Among the lines below, how many carry the string "wieder"? Reply with a number and nothing else.

>> Start Data rows

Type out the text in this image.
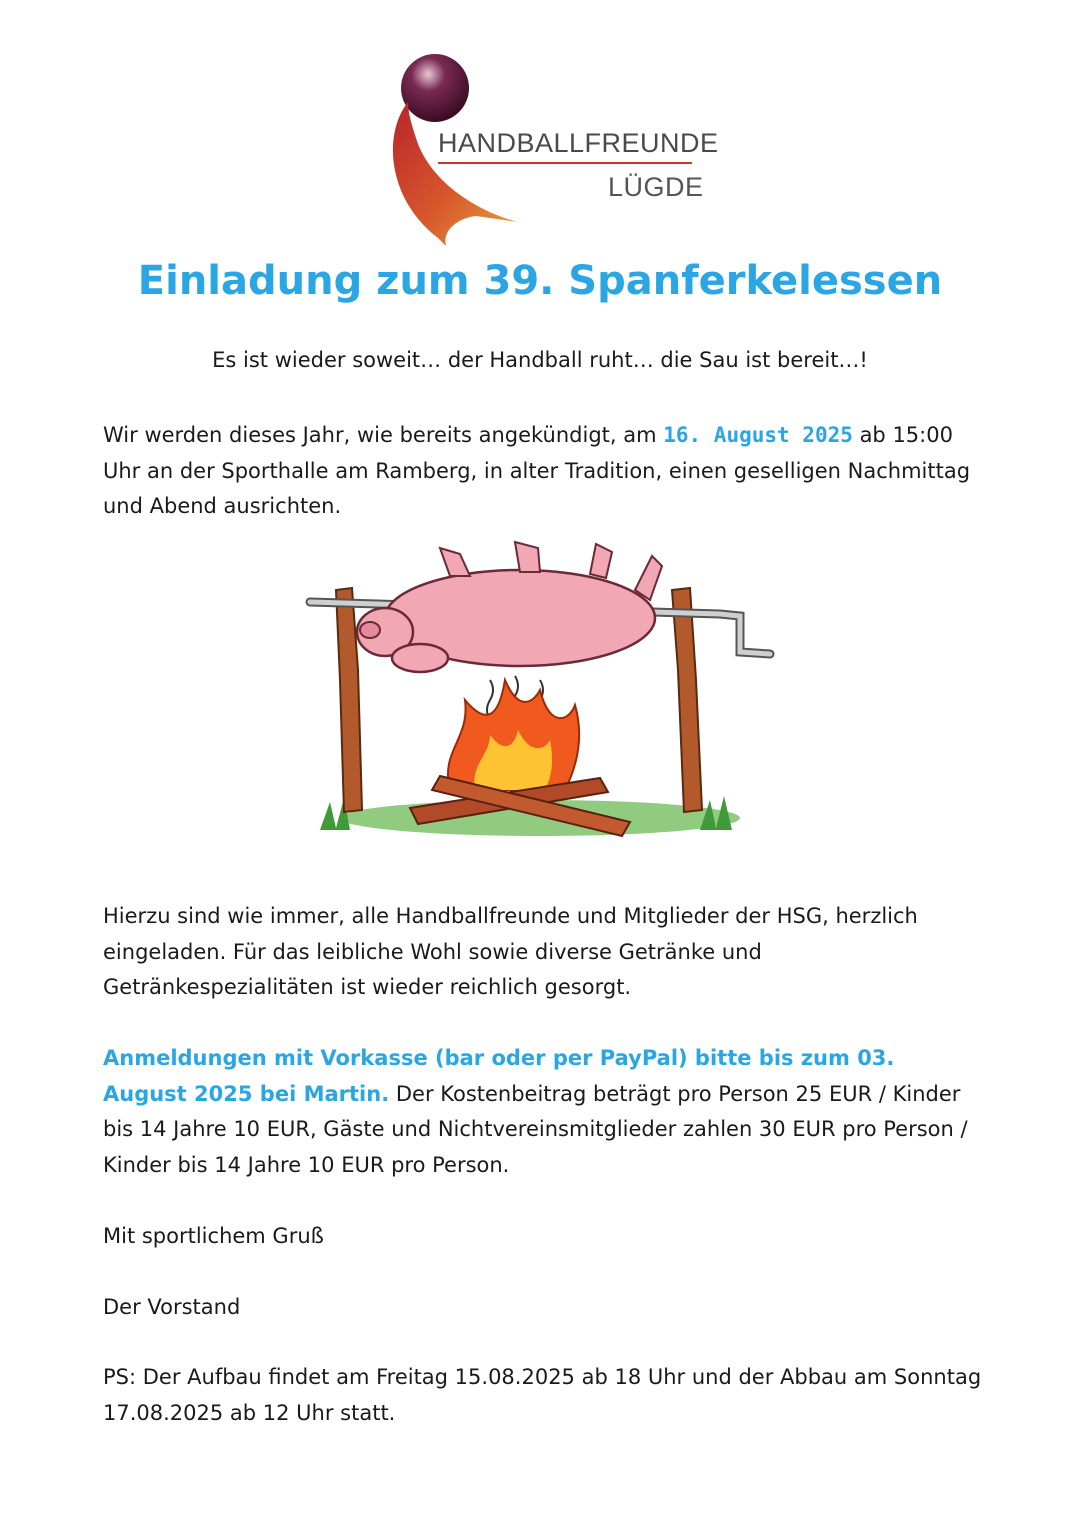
HANDBALLFREUNDE
LÜGDE
Einladung zum 39. Spanferkelessen
Es ist wieder soweit… der Handball ruht… die Sau ist bereit…!
Wir werden dieses Jahr, wie bereits angekündigt, am 16. August 2025 ab 15:00 Uhr an der Sporthalle am Ramberg, in alter Tradition, einen geselligen Nachmittag und Abend ausrichten.
Hierzu sind wie immer, alle Handballfreunde und Mitglieder der HSG, herzlich eingeladen. Für das leibliche Wohl sowie diverse Getränke und Getränkespezialitäten ist wieder reichlich gesorgt.
Anmeldungen mit Vorkasse (bar oder per PayPal) bitte bis zum 03. August 2025 bei Martin. Der Kostenbeitrag beträgt pro Person 25 EUR / Kinder bis 14 Jahre 10 EUR, Gäste und Nichtvereinsmitglieder zahlen 30 EUR pro Person / Kinder bis 14 Jahre 10 EUR pro Person.
Mit sportlichem Gruß
Der Vorstand
PS: Der Aufbau findet am Freitag 15.08.2025 ab 18 Uhr und der Abbau am Sonntag 17.08.2025 ab 12 Uhr statt.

>> End Data rows

Written response
2